____ Provided data
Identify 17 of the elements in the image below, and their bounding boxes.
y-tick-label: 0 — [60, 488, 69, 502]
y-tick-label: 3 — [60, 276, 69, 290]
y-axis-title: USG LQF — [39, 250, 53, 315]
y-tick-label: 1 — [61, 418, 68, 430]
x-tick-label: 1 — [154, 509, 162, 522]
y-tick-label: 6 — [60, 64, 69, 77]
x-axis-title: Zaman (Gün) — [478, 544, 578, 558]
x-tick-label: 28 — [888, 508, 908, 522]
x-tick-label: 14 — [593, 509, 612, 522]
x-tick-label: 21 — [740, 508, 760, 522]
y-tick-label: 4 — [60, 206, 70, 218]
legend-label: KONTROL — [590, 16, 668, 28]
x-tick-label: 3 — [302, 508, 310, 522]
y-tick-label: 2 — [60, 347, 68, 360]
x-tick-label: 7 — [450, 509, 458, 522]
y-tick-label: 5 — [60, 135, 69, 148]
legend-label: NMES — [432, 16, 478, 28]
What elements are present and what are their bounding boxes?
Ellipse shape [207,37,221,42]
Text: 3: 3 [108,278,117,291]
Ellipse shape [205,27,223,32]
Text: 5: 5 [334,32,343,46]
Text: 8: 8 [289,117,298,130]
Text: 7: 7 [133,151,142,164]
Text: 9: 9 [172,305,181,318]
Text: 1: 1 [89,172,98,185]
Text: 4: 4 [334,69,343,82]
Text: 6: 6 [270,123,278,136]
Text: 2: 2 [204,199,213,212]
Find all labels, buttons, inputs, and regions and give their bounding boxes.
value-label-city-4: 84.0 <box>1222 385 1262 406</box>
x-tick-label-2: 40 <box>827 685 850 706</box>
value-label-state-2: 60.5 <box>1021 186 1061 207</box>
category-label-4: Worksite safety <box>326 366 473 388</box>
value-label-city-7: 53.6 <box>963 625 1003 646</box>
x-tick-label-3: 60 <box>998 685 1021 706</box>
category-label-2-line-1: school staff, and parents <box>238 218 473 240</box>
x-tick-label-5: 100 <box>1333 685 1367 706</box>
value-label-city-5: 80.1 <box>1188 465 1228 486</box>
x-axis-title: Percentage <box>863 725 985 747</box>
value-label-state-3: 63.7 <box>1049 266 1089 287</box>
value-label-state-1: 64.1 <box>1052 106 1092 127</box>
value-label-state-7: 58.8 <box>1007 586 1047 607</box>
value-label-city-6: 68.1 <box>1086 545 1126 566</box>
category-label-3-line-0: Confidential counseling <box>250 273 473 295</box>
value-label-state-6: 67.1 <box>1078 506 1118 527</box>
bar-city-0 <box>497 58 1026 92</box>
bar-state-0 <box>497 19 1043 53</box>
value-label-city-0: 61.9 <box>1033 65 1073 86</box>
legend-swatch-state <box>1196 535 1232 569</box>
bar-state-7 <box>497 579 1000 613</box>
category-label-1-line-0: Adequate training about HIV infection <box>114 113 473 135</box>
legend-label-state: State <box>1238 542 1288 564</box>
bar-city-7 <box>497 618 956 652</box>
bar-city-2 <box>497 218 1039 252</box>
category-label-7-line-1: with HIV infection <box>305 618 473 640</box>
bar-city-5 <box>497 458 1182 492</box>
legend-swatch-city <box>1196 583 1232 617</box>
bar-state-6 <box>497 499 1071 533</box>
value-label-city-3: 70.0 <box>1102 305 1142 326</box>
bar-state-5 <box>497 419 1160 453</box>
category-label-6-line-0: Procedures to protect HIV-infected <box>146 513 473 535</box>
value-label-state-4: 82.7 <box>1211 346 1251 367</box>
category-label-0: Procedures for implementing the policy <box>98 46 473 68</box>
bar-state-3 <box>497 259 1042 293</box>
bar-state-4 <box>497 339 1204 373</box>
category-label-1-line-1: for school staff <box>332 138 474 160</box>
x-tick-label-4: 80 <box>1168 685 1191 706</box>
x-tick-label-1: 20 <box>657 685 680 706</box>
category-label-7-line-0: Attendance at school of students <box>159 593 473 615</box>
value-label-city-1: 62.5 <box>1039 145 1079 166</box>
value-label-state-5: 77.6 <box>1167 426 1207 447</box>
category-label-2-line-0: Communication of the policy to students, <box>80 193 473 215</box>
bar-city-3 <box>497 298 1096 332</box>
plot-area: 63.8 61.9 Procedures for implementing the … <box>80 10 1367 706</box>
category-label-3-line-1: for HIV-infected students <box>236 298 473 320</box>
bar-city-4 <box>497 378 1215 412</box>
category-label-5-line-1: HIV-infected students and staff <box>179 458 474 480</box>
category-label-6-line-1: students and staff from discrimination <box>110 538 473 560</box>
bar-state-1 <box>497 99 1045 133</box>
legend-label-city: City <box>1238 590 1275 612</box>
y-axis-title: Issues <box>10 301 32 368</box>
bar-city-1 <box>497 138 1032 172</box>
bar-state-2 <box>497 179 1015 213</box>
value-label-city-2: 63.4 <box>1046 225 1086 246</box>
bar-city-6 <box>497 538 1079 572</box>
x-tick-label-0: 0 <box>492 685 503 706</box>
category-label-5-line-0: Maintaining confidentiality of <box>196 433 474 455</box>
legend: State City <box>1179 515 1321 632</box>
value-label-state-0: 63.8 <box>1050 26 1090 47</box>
________
* _Work instructions_: Reproduce the data above, substituting "coordinates" for each occurrence of "bounding boxes" and leaving everything else unchanged.

* _Solution for this task_:
Identify 17 of the elements in the image below, and their coordinates.
y-tick-label: 0 — [60, 488, 69, 502]
y-tick-label: 3 — [60, 276, 69, 290]
y-axis-title: USG LQF — [39, 250, 53, 315]
y-tick-label: 1 — [61, 418, 68, 430]
x-tick-label: 1 — [154, 509, 162, 522]
y-tick-label: 6 — [60, 64, 69, 77]
x-axis-title: Zaman (Gün) — [478, 544, 578, 558]
x-tick-label: 28 — [888, 508, 908, 522]
x-tick-label: 14 — [593, 509, 612, 522]
x-tick-label: 21 — [740, 508, 760, 522]
y-tick-label: 4 — [60, 206, 70, 218]
legend-label: KONTROL — [590, 16, 668, 28]
x-tick-label: 3 — [302, 508, 310, 522]
y-tick-label: 2 — [60, 347, 68, 360]
x-tick-label: 7 — [450, 509, 458, 522]
y-tick-label: 5 — [60, 135, 69, 148]
legend-label: NMES — [432, 16, 478, 28]
What elements are present and what are their coordinates?
Ellipse shape [207,37,221,42]
Text: 3: 3 [108,278,117,291]
Ellipse shape [205,27,223,32]
Text: 5: 5 [334,32,343,46]
Text: 8: 8 [289,117,298,130]
Text: 7: 7 [133,151,142,164]
Text: 9: 9 [172,305,181,318]
Text: 1: 1 [89,172,98,185]
Text: 4: 4 [334,69,343,82]
Text: 6: 6 [270,123,278,136]
Text: 2: 2 [204,199,213,212]
Find all labels, buttons, inputs, and regions and give their coordinates.
value-label-city-4: 84.0 <box>1222 385 1262 406</box>
x-tick-label-2: 40 <box>827 685 850 706</box>
value-label-state-2: 60.5 <box>1021 186 1061 207</box>
category-label-4: Worksite safety <box>326 366 473 388</box>
value-label-city-7: 53.6 <box>963 625 1003 646</box>
x-tick-label-3: 60 <box>998 685 1021 706</box>
category-label-2-line-1: school staff, and parents <box>238 218 473 240</box>
x-tick-label-5: 100 <box>1333 685 1367 706</box>
value-label-city-5: 80.1 <box>1188 465 1228 486</box>
x-axis-title: Percentage <box>863 725 985 747</box>
value-label-state-3: 63.7 <box>1049 266 1089 287</box>
value-label-state-1: 64.1 <box>1052 106 1092 127</box>
value-label-state-7: 58.8 <box>1007 586 1047 607</box>
value-label-city-6: 68.1 <box>1086 545 1126 566</box>
category-label-3-line-0: Confidential counseling <box>250 273 473 295</box>
value-label-state-6: 67.1 <box>1078 506 1118 527</box>
bar-city-0 <box>497 58 1026 92</box>
bar-state-0 <box>497 19 1043 53</box>
value-label-city-0: 61.9 <box>1033 65 1073 86</box>
legend-swatch-state <box>1196 535 1232 569</box>
bar-state-7 <box>497 579 1000 613</box>
category-label-1-line-0: Adequate training about HIV infection <box>114 113 473 135</box>
legend-label-state: State <box>1238 542 1288 564</box>
bar-city-7 <box>497 618 956 652</box>
bar-city-2 <box>497 218 1039 252</box>
category-label-7-line-1: with HIV infection <box>305 618 473 640</box>
bar-city-5 <box>497 458 1182 492</box>
legend-swatch-city <box>1196 583 1232 617</box>
bar-state-6 <box>497 499 1071 533</box>
value-label-city-3: 70.0 <box>1102 305 1142 326</box>
bar-state-5 <box>497 419 1160 453</box>
category-label-6-line-0: Procedures to protect HIV-infected <box>146 513 473 535</box>
value-label-state-4: 82.7 <box>1211 346 1251 367</box>
category-label-0: Procedures for implementing the policy <box>98 46 473 68</box>
bar-state-3 <box>497 259 1042 293</box>
bar-state-4 <box>497 339 1204 373</box>
category-label-1-line-1: for school staff <box>332 138 474 160</box>
x-tick-label-4: 80 <box>1168 685 1191 706</box>
x-tick-label-1: 20 <box>657 685 680 706</box>
category-label-7-line-0: Attendance at school of students <box>159 593 473 615</box>
value-label-city-1: 62.5 <box>1039 145 1079 166</box>
value-label-state-5: 77.6 <box>1167 426 1207 447</box>
category-label-2-line-0: Communication of the policy to students, <box>80 193 473 215</box>
bar-city-3 <box>497 298 1096 332</box>
plot-area: 63.8 61.9 Procedures for implementing the … <box>80 10 1367 706</box>
category-label-3-line-1: for HIV-infected students <box>236 298 473 320</box>
bar-city-4 <box>497 378 1215 412</box>
category-label-5-line-1: HIV-infected students and staff <box>179 458 474 480</box>
category-label-6-line-1: students and staff from discrimination <box>110 538 473 560</box>
bar-state-1 <box>497 99 1045 133</box>
legend-label-city: City <box>1238 590 1275 612</box>
y-axis-title: Issues <box>10 301 32 368</box>
bar-city-1 <box>497 138 1032 172</box>
bar-state-2 <box>497 179 1015 213</box>
value-label-city-2: 63.4 <box>1046 225 1086 246</box>
bar-city-6 <box>497 538 1079 572</box>
x-tick-label-0: 0 <box>492 685 503 706</box>
category-label-5-line-0: Maintaining confidentiality of <box>196 433 474 455</box>
legend: State City <box>1179 515 1321 632</box>
value-label-state-0: 63.8 <box>1050 26 1090 47</box>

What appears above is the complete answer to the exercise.